## SHORT PROBLEM
Gather the lines below that include the string "contacts", copying each in full.
** Start MATERIAL FOR THIS EXERCISE **
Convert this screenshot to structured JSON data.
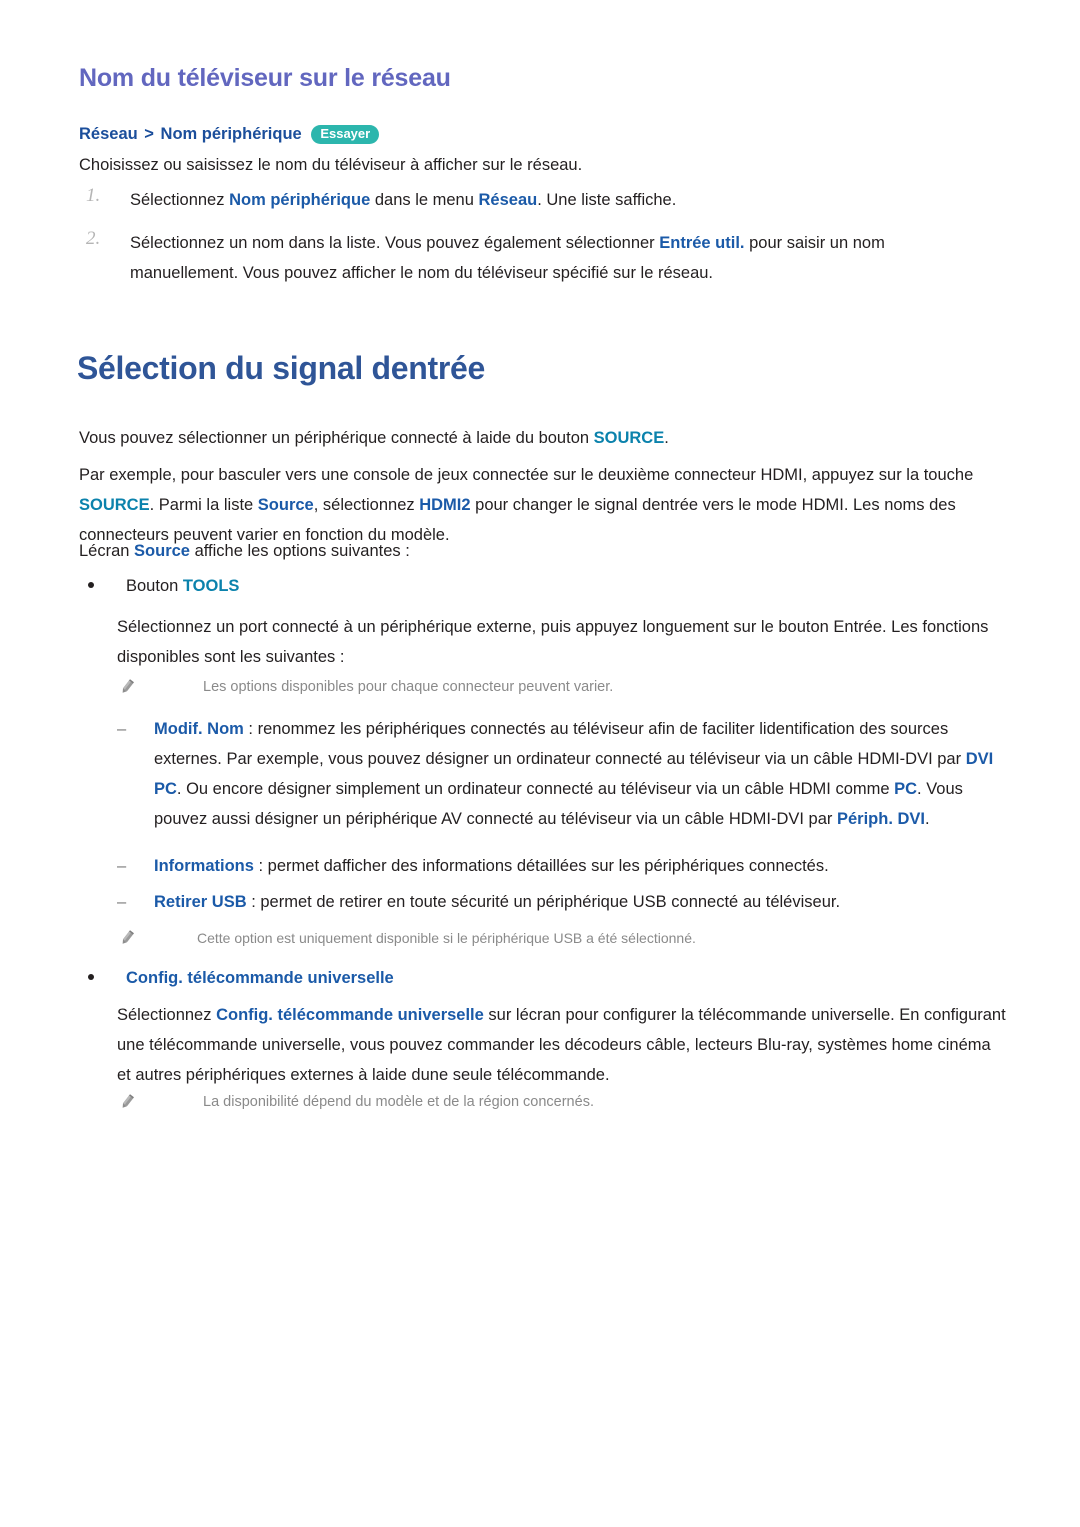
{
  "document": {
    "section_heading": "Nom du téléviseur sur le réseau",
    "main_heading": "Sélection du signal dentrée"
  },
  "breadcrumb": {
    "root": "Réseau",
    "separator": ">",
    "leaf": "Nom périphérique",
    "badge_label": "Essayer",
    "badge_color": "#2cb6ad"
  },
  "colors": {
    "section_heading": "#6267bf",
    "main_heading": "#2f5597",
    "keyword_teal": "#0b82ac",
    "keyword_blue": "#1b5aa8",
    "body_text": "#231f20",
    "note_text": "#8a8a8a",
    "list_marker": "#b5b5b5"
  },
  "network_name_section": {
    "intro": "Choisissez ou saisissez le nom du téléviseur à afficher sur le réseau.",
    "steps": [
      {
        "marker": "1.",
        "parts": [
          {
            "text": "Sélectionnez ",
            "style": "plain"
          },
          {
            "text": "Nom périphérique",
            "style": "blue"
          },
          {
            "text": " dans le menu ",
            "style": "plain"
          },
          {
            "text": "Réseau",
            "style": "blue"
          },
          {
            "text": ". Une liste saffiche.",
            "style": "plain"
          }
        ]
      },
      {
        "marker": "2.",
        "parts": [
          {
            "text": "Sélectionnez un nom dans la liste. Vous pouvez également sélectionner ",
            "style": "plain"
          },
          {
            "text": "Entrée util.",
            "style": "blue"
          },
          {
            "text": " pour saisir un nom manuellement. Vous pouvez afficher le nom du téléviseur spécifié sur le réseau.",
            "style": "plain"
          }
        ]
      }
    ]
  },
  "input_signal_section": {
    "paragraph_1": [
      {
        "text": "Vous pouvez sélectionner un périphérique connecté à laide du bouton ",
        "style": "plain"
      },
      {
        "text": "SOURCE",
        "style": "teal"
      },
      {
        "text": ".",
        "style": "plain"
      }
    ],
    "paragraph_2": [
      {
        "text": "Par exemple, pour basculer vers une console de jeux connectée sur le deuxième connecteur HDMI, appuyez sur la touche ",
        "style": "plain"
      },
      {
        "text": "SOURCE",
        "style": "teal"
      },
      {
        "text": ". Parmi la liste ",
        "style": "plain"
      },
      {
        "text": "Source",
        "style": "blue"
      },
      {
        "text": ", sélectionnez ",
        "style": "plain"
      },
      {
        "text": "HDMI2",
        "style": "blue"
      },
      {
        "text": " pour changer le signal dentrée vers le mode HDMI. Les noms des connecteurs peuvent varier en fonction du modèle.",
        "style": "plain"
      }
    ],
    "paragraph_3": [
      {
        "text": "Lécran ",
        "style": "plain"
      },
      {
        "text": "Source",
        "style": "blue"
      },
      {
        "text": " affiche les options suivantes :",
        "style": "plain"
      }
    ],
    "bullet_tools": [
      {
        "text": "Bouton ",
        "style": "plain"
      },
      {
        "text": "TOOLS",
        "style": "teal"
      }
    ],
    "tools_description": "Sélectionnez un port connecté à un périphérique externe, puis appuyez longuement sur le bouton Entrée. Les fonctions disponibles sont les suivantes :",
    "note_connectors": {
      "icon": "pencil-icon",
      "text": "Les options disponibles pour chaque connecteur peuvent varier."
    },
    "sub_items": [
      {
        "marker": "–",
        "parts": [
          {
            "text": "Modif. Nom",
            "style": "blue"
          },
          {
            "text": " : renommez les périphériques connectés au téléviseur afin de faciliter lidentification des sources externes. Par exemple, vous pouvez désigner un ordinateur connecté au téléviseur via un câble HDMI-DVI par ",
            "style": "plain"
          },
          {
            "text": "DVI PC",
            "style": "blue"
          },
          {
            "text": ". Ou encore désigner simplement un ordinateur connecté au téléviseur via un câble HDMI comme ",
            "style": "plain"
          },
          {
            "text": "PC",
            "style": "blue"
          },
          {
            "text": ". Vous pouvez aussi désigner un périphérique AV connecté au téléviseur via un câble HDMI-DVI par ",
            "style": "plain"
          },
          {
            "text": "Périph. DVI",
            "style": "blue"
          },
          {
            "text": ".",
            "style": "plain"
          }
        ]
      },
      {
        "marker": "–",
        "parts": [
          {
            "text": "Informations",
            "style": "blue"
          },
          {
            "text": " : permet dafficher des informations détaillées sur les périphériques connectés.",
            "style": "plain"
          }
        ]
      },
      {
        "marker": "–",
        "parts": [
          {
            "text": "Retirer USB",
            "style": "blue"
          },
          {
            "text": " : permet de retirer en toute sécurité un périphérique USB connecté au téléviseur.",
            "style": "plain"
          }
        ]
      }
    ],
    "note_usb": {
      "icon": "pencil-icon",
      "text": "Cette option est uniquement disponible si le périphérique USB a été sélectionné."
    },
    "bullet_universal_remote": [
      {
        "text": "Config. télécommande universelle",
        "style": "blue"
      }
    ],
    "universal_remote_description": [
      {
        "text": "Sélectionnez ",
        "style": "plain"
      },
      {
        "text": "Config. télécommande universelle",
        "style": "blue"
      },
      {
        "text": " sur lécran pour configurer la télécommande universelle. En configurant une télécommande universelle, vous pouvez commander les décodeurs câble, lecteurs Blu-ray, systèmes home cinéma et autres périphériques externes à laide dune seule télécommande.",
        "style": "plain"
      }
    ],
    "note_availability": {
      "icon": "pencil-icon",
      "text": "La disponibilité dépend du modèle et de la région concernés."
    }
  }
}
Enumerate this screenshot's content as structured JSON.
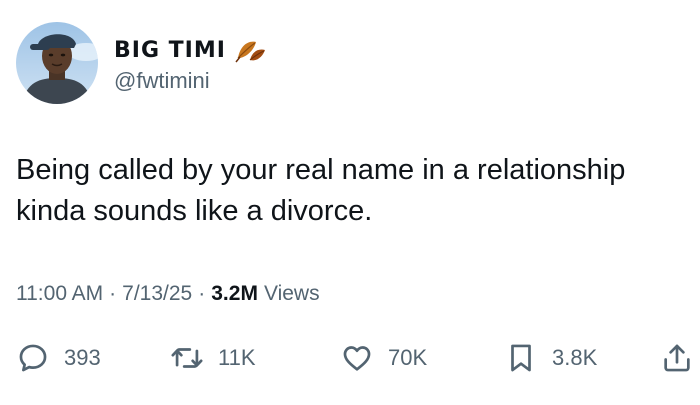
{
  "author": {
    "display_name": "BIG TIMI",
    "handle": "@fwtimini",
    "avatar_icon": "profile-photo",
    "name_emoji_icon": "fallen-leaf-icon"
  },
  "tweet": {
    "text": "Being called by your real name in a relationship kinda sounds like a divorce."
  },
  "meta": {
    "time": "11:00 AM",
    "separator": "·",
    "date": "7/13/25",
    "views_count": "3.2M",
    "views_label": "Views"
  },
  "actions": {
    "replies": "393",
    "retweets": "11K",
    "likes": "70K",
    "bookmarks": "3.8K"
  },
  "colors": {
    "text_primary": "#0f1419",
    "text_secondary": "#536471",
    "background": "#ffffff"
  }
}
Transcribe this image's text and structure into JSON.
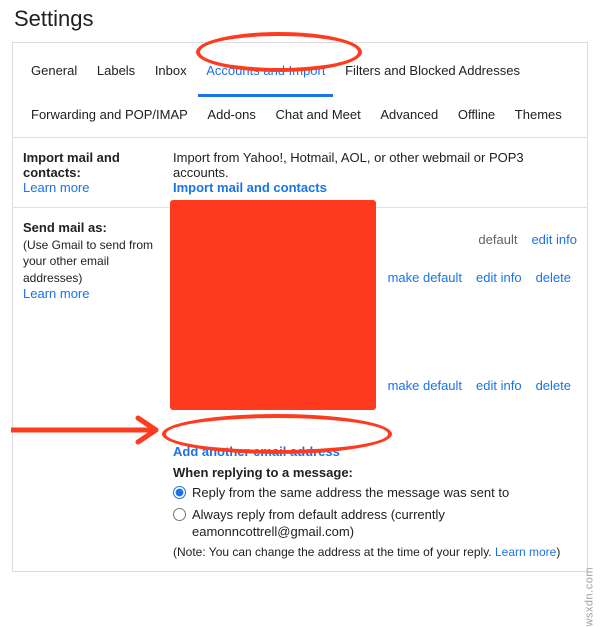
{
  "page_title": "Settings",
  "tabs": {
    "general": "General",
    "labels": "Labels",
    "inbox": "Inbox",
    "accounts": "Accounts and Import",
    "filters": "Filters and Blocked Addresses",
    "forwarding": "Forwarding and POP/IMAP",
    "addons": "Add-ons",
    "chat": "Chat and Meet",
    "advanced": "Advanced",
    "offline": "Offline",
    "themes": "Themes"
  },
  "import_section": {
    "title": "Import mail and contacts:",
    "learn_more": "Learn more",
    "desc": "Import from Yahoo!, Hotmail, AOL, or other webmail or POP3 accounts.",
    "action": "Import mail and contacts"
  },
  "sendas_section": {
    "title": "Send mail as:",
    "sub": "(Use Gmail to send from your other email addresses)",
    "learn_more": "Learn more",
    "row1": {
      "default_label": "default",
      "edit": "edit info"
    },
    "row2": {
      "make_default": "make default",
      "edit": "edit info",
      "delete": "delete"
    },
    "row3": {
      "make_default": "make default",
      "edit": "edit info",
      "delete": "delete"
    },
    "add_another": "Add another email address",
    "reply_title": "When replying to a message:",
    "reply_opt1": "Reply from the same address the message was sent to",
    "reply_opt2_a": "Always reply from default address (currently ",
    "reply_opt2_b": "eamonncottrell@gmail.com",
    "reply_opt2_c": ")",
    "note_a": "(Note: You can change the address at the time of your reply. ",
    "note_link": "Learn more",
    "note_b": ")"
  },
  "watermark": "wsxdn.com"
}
** End MATERIAL FOR THIS EXERCISE **
## ANSWER IN FULL
    "title": "Import mail and contacts:",
    "action": "Import mail and contacts"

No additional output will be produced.